[Collection entries]

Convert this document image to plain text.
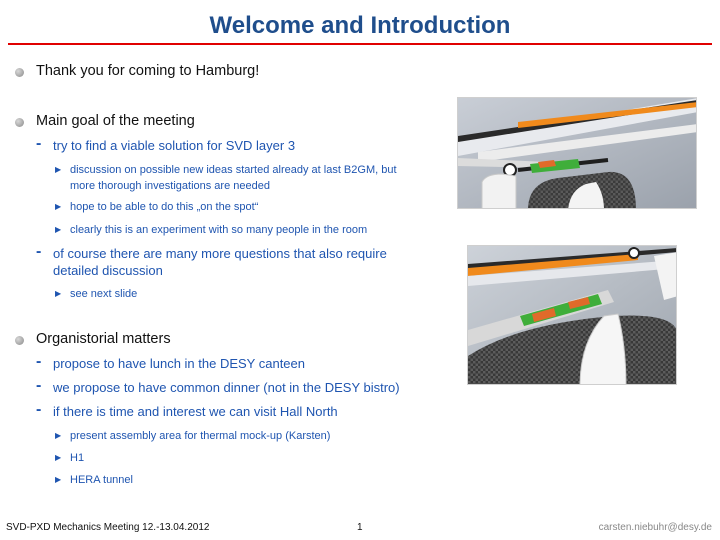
Welcome and Introduction
Thank you for coming to Hamburg!
Main goal of the meeting
- try to find a viable solution for SVD layer 3
▶ discussion on possible new ideas started already at last B2GM, but
more thorough investigations are needed
▶ hope to be able to do this „on the spot“
▶ clearly this is an experiment with so many people in the room
- of course there are many more questions that also require
detailed discussion
▶ see next slide
Organistorial matters
- propose to have lunch in the DESY canteen
- we propose to have common dinner (not in the DESY bistro)
- if there is time and interest we can visit Hall North
▶ present assembly area for thermal mock-up (Karsten)
▶ H1
▶ HERA tunnel
SVD-PXD Mechanics Meeting 12.-13.04.2012	1	carsten.niebuhr@desy.de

Exercise directions: Copy the records exactly as they appear, excluding images.

Task answer:
Convert this document image to plain text.
Welcome and Introduction
Thank you for coming to Hamburg!
Main goal of the meeting
- try to find a viable solution for SVD layer 3
▶ discussion on possible new ideas started already at last B2GM, but
more thorough investigations are needed
▶ hope to be able to do this „on the spot“
▶ clearly this is an experiment with so many people in the room
- of course there are many more questions that also require
detailed discussion
▶ see next slide
Organistorial matters
- propose to have lunch in the DESY canteen
- we propose to have common dinner (not in the DESY bistro)
- if there is time and interest we can visit Hall North
▶ present assembly area for thermal mock-up (Karsten)
▶ H1
▶ HERA tunnel
SVD-PXD Mechanics Meeting 12.-13.04.2012	1	carsten.niebuhr@desy.de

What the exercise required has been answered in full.